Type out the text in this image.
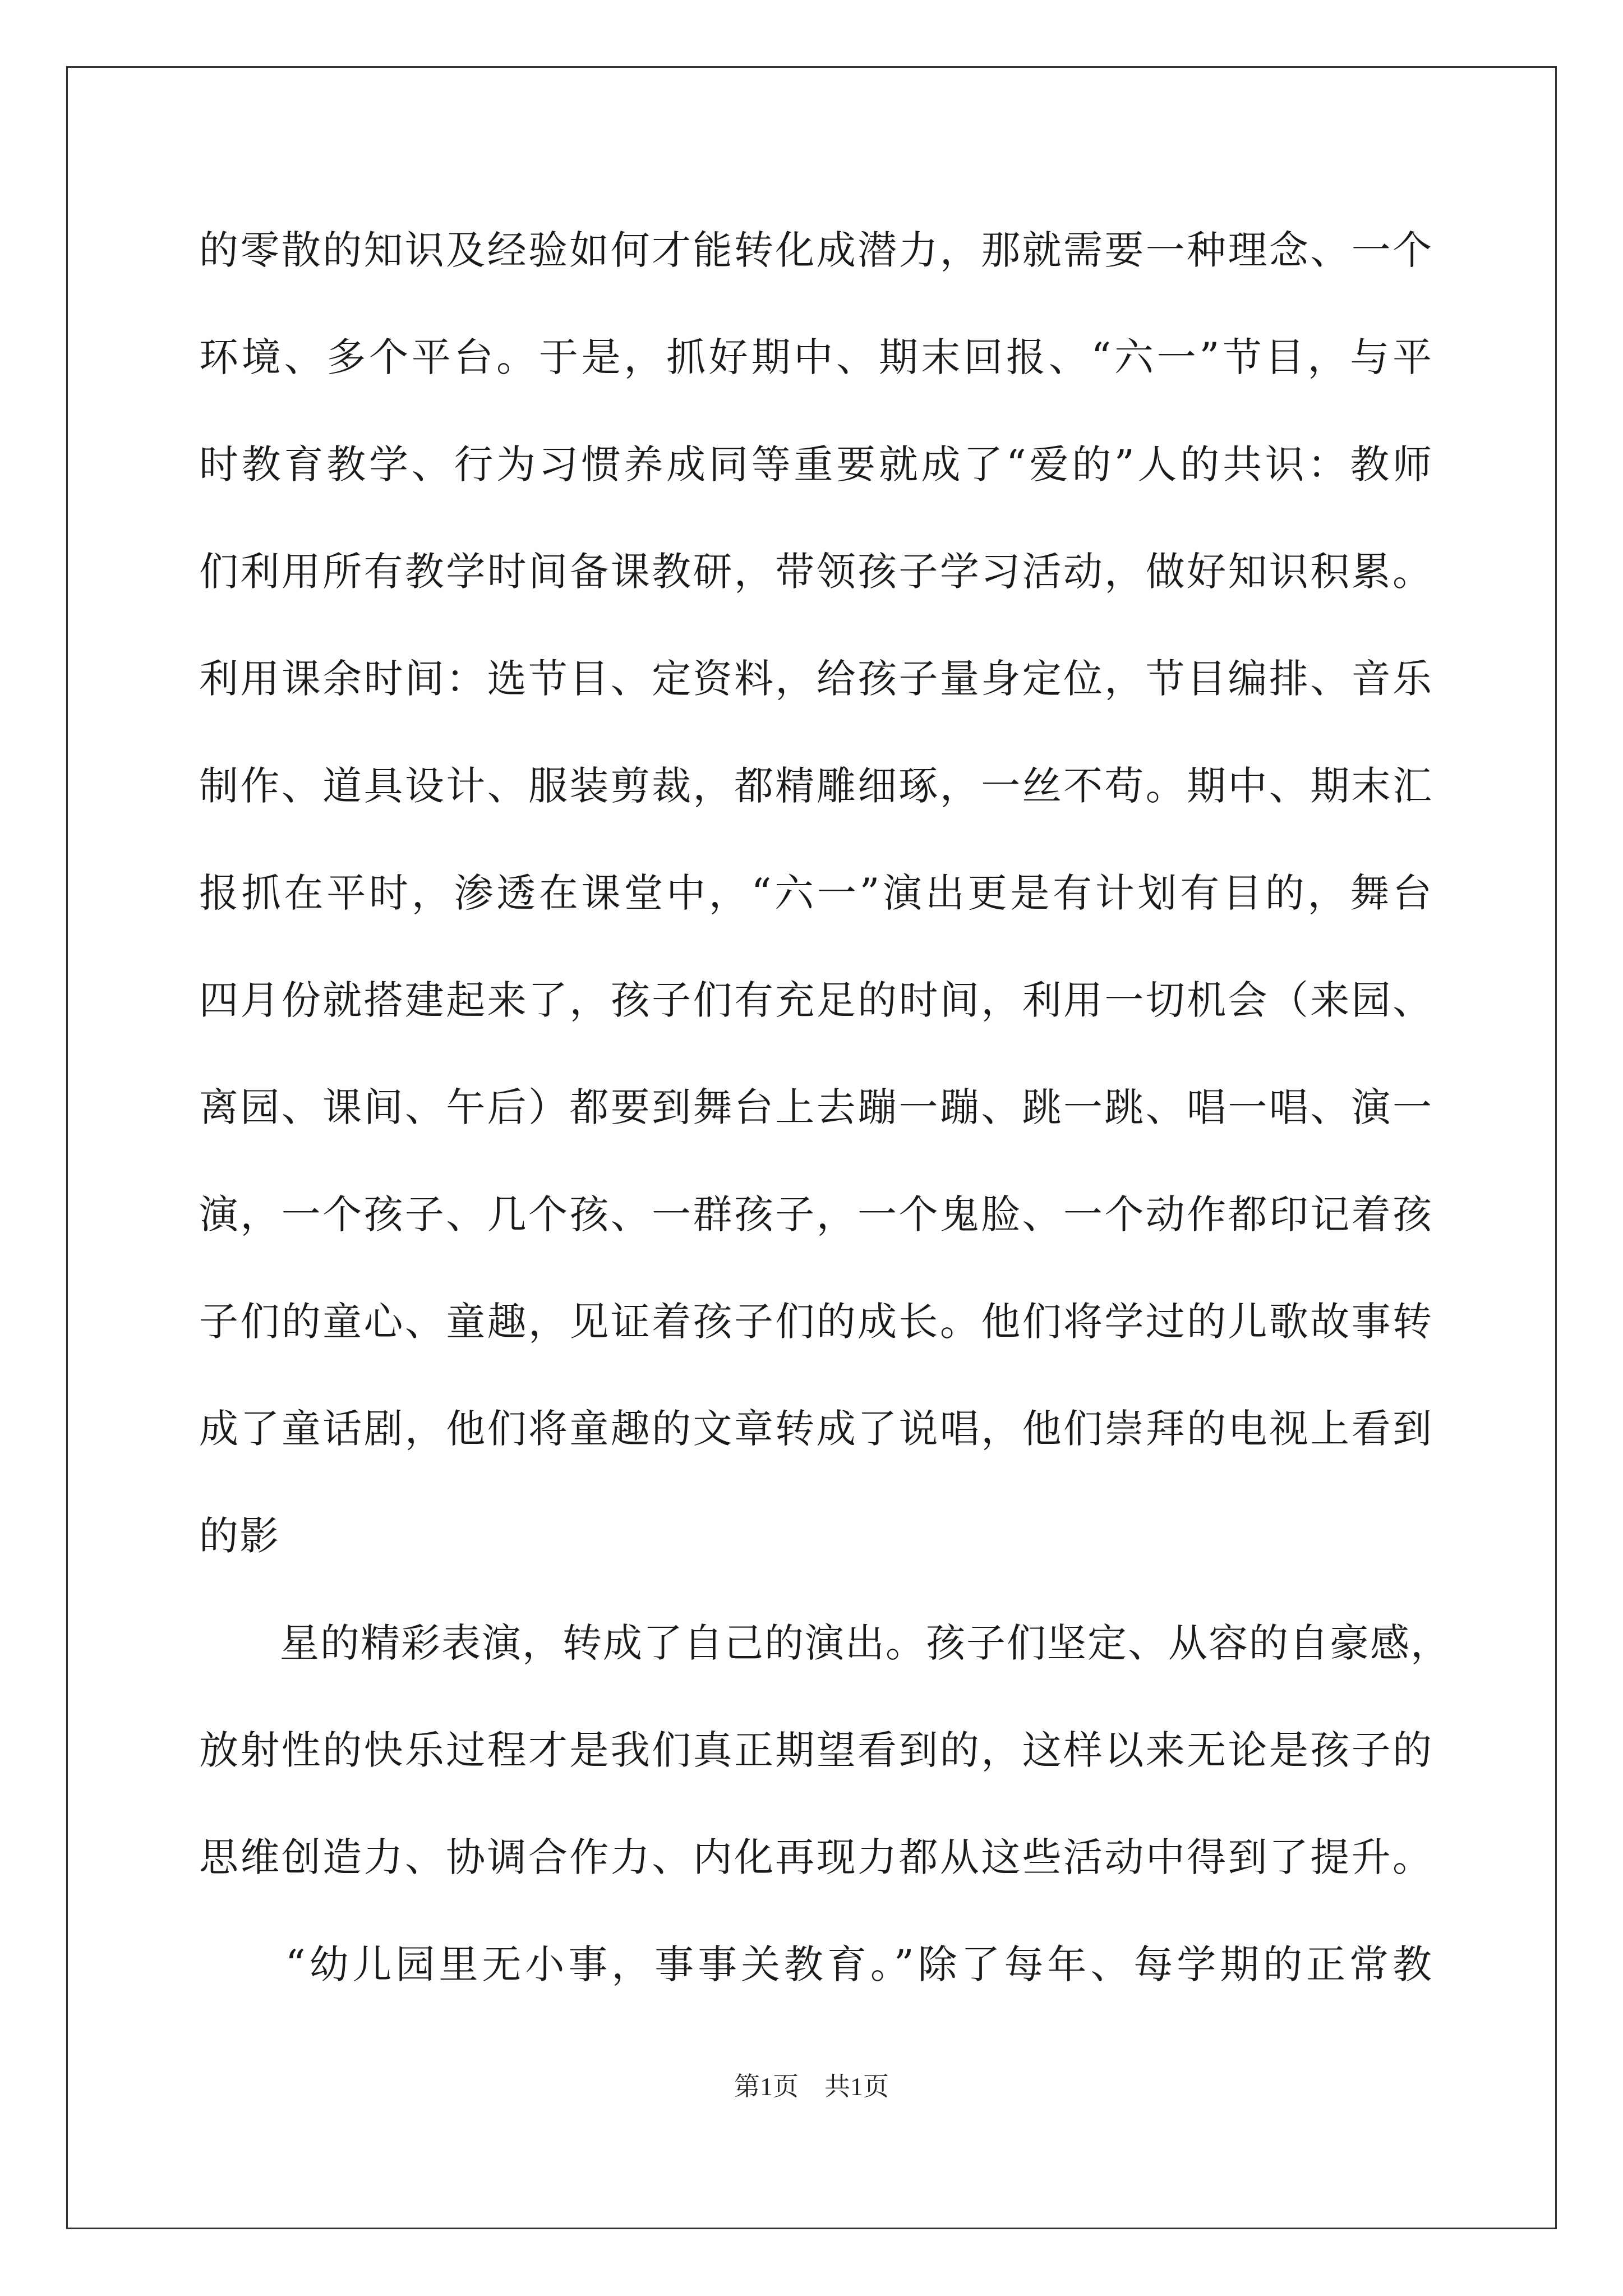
的零散的知识及经验如何才能转化成潜力，那就需要一种理念、一个
环境、多个平台。于是，抓好期中、期末回报、“六一”节目，与平
时教育教学、行为习惯养成同等重要就成了“爱的”人的共识：教师
们利用所有教学时间备课教研，带领孩子学习活动，做好知识积累。
利用课余时间：选节目、定资料，给孩子量身定位，节目编排、音乐
制作、道具设计、服装剪裁，都精雕细琢，一丝不苟。期中、期末汇
报抓在平时，渗透在课堂中，“六一”演出更是有计划有目的，舞台
四月份就搭建起来了，孩子们有充足的时间，利用一切机会（来园、
离园、课间、午后）都要到舞台上去蹦一蹦、跳一跳、唱一唱、演一
演，一个孩子、几个孩、一群孩子，一个鬼脸、一个动作都印记着孩
子们的童心、童趣，见证着孩子们的成长。他们将学过的儿歌故事转
成了童话剧，他们将童趣的文章转成了说唱，他们崇拜的电视上看到
的影
　　星的精彩表演，转成了自己的演出。孩子们坚定、从容的自豪感，
放射性的快乐过程才是我们真正期望看到的，这样以来无论是孩子的
思维创造力、协调合作力、内化再现力都从这些活动中得到了提升。
　　“幼儿园里无小事，事事关教育。”除了每年、每学期的正常教
第1页　共1页
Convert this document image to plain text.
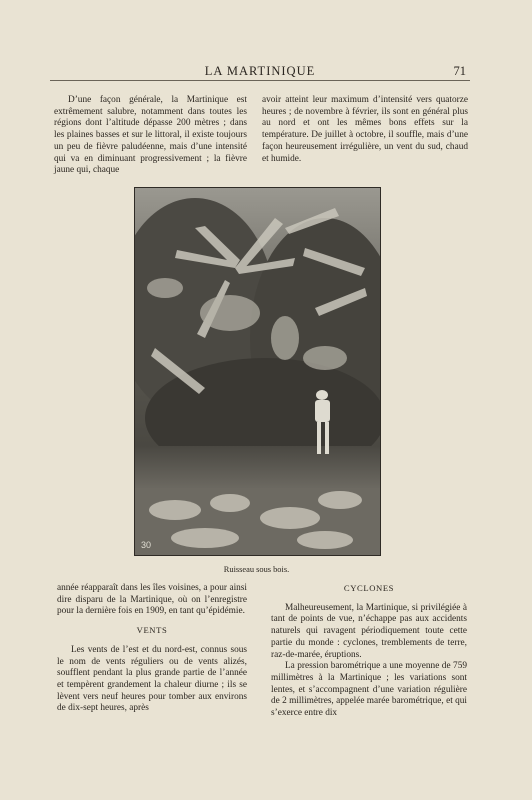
LA MARTINIQUE	71

D’une façon générale, la Martinique est extrêmement salubre, notamment dans toutes les régions dont l’altitude dépasse 200 mètres ; dans les plaines basses et sur le littoral, il existe toujours un peu de fièvre paludéenne, mais d’une intensité qui va en diminuant progressivement ; la fièvre jaune qui, chaque

avoir atteint leur maximum d’intensité vers quatorze heures ; de novembre à février, ils sont en général plus au nord et ont les mêmes bons effets sur la température. De juillet à octobre, il souffle, mais d’une façon heureusement irrégulière, un vent du sud, chaud et humide.

30
Ruisseau sous bois.

année réapparaît dans les îles voisines, a pour ainsi dire disparu de la Martinique, où on l’enregistre pour la dernière fois en 1909, en tant qu’épidémie.

VENTS

Les vents de l’est et du nord-est, connus sous le nom de vents réguliers ou de vents alizés, soufflent pendant la plus grande partie de l’année et tempèrent grandement la chaleur diurne ; ils se lèvent vers neuf heures pour tomber aux environs de dix-sept heures, après

CYCLONES

Malheureusement, la Martinique, si privilégiée à tant de points de vue, n’échappe pas aux accidents naturels qui ravagent périodiquement toute cette partie du monde : cyclones, tremblements de terre, raz-de-marée, éruptions.

La pression barométrique a une moyenne de 759 millimètres à la Martinique ; les variations sont lentes, et s’accompagnent d’une variation régulière de 2 millimètres, appelée marée barométrique, et qui s’exerce entre dix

------------

> [PROBLEM TO WORK ON]: Look through the material above. Copy each line where the word "image" appears.

> [CORRECT RESPONSE]:
Type out the text in this image.
Convert this document image to plain text.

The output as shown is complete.